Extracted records
-- BEGIN --

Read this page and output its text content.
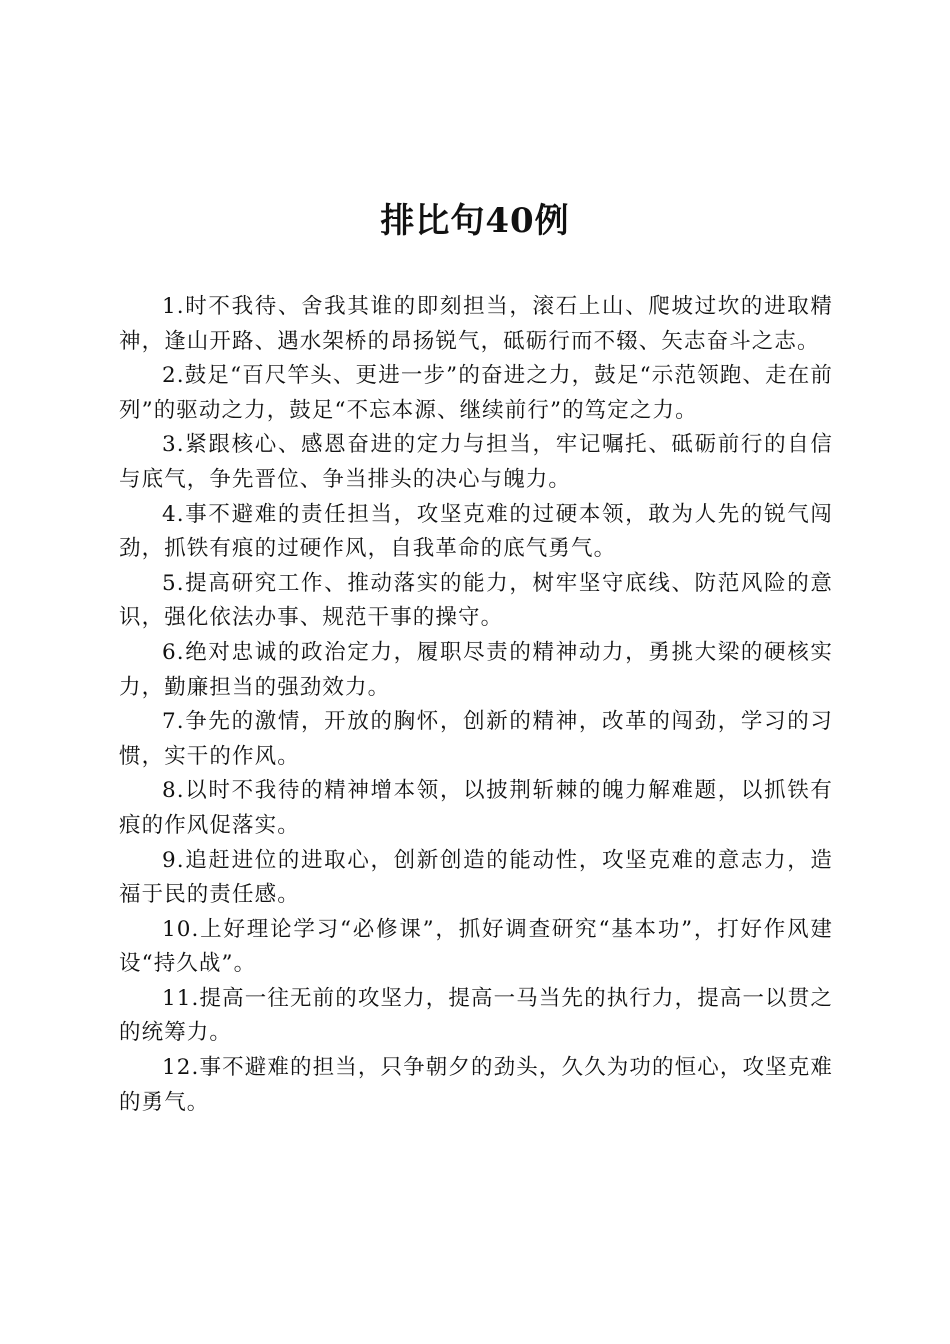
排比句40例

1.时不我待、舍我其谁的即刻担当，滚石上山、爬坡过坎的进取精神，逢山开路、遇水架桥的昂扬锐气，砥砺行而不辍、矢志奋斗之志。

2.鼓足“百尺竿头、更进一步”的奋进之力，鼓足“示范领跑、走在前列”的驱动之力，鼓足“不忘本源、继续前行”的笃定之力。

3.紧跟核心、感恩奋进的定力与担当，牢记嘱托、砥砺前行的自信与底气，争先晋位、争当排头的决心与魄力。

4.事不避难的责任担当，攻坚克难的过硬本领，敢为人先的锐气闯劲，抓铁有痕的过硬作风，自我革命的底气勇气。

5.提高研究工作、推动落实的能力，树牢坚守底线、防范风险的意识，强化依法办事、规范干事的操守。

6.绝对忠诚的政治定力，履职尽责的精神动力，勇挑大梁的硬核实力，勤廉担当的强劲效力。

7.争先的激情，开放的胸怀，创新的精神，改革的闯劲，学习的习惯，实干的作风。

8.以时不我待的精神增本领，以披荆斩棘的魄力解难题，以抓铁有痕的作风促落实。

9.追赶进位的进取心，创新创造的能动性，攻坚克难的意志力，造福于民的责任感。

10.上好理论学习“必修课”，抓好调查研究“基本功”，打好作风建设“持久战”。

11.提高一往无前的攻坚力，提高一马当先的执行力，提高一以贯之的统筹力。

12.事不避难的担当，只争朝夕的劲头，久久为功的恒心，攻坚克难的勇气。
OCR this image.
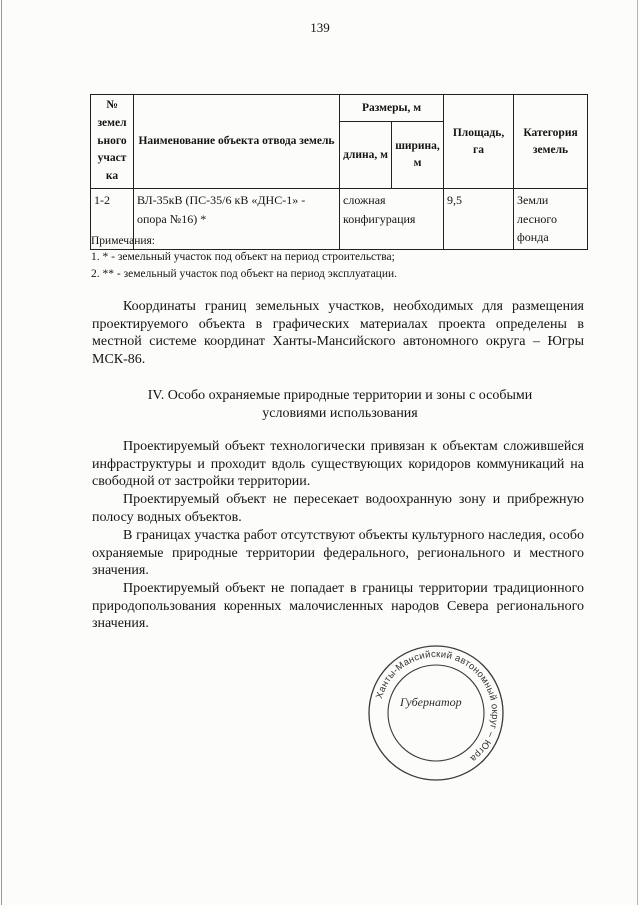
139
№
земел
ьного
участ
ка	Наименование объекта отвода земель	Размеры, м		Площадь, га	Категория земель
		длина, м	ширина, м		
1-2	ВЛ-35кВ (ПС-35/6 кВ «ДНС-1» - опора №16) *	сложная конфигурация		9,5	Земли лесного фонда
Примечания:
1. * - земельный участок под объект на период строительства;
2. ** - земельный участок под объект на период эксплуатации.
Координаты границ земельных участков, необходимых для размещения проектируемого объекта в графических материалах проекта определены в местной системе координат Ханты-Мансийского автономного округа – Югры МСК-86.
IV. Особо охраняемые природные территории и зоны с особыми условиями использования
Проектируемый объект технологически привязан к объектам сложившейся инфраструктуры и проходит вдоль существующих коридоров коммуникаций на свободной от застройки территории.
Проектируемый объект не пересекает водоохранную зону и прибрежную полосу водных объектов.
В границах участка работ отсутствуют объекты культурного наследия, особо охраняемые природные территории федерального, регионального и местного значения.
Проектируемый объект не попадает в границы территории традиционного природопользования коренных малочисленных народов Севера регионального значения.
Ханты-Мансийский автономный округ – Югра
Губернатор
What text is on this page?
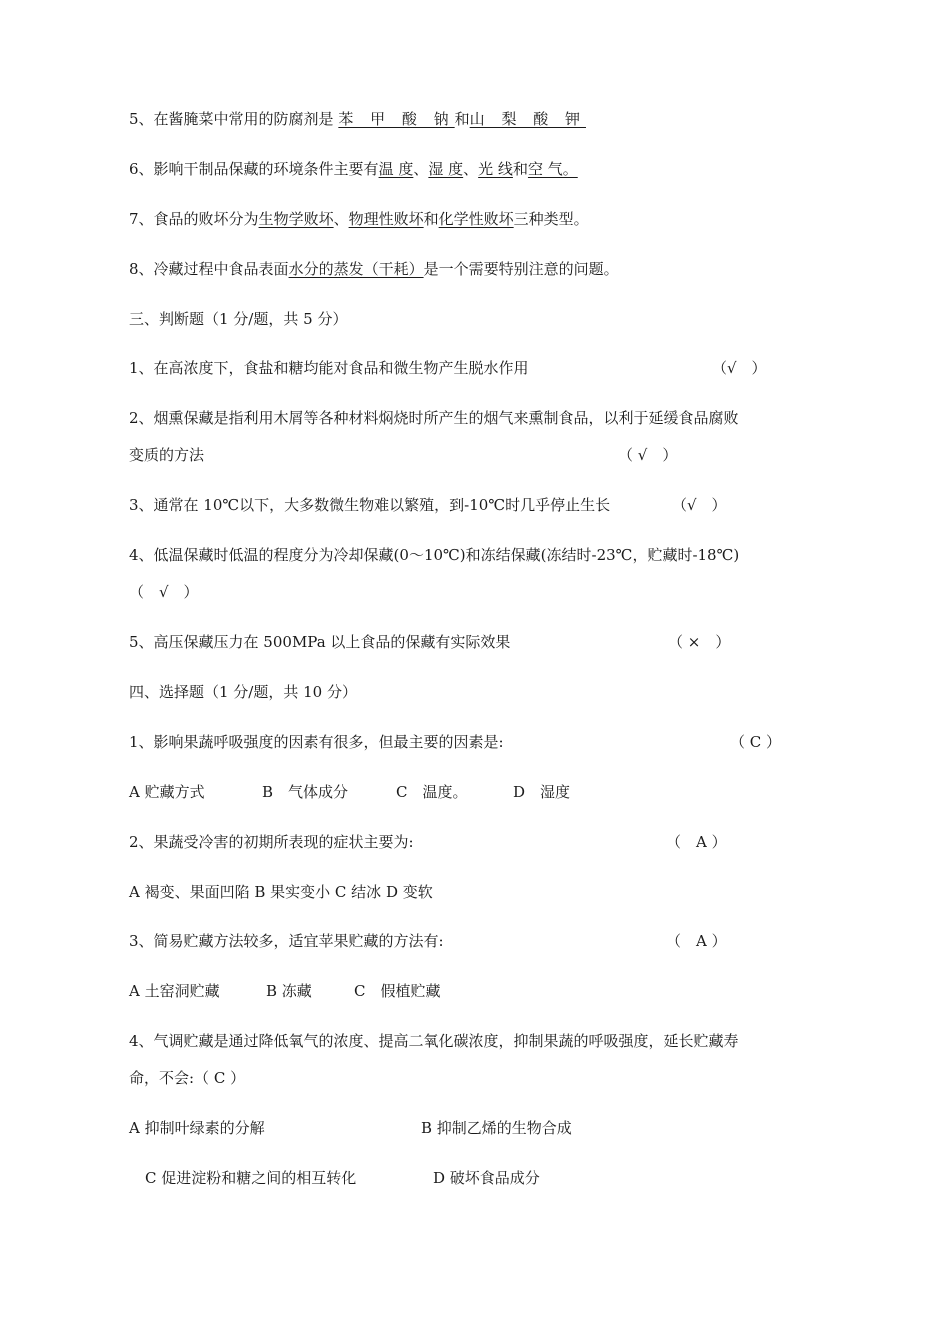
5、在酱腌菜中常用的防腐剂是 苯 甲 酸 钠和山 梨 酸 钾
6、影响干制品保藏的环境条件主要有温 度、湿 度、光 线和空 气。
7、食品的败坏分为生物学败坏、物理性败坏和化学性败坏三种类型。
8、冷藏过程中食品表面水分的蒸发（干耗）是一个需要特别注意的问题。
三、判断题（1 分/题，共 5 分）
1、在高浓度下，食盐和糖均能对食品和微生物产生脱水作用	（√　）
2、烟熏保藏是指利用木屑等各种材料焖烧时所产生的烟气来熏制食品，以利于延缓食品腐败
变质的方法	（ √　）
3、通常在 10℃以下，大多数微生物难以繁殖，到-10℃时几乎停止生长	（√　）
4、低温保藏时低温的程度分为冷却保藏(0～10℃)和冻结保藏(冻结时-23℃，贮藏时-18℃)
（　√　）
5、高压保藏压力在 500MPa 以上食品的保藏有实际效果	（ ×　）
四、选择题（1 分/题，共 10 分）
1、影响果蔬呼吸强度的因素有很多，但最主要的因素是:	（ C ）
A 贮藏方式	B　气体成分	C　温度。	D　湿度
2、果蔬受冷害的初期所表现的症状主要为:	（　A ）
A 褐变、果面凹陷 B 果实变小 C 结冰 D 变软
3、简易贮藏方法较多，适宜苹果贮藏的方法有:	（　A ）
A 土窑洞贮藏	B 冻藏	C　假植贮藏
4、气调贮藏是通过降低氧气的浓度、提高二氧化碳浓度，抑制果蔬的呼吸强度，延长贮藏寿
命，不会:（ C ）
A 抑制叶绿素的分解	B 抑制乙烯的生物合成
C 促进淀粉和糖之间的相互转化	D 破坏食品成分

-- END --

◆ Problem to work on: Take the lines from the one containing "What text is on this page?" through the final line of the listing above and print them exactly, including both ends but no pictures.

◆ The completed task:
What text is on this page?
5、在酱腌菜中常用的防腐剂是 苯 甲 酸 钠和山 梨 酸 钾
6、影响干制品保藏的环境条件主要有温 度、湿 度、光 线和空 气。
7、食品的败坏分为生物学败坏、物理性败坏和化学性败坏三种类型。
8、冷藏过程中食品表面水分的蒸发（干耗）是一个需要特别注意的问题。
三、判断题（1 分/题，共 5 分）
1、在高浓度下，食盐和糖均能对食品和微生物产生脱水作用	（√　）
2、烟熏保藏是指利用木屑等各种材料焖烧时所产生的烟气来熏制食品，以利于延缓食品腐败
变质的方法	（ √　）
3、通常在 10℃以下，大多数微生物难以繁殖，到-10℃时几乎停止生长	（√　）
4、低温保藏时低温的程度分为冷却保藏(0～10℃)和冻结保藏(冻结时-23℃，贮藏时-18℃)
（　√　）
5、高压保藏压力在 500MPa 以上食品的保藏有实际效果	（ ×　）
四、选择题（1 分/题，共 10 分）
1、影响果蔬呼吸强度的因素有很多，但最主要的因素是:	（ C ）
A 贮藏方式	B　气体成分	C　温度。	D　湿度
2、果蔬受冷害的初期所表现的症状主要为:	（　A ）
A 褐变、果面凹陷 B 果实变小 C 结冰 D 变软
3、简易贮藏方法较多，适宜苹果贮藏的方法有:	（　A ）
A 土窑洞贮藏	B 冻藏	C　假植贮藏
4、气调贮藏是通过降低氧气的浓度、提高二氧化碳浓度，抑制果蔬的呼吸强度，延长贮藏寿
命，不会:（ C ）
A 抑制叶绿素的分解	B 抑制乙烯的生物合成
C 促进淀粉和糖之间的相互转化	D 破坏食品成分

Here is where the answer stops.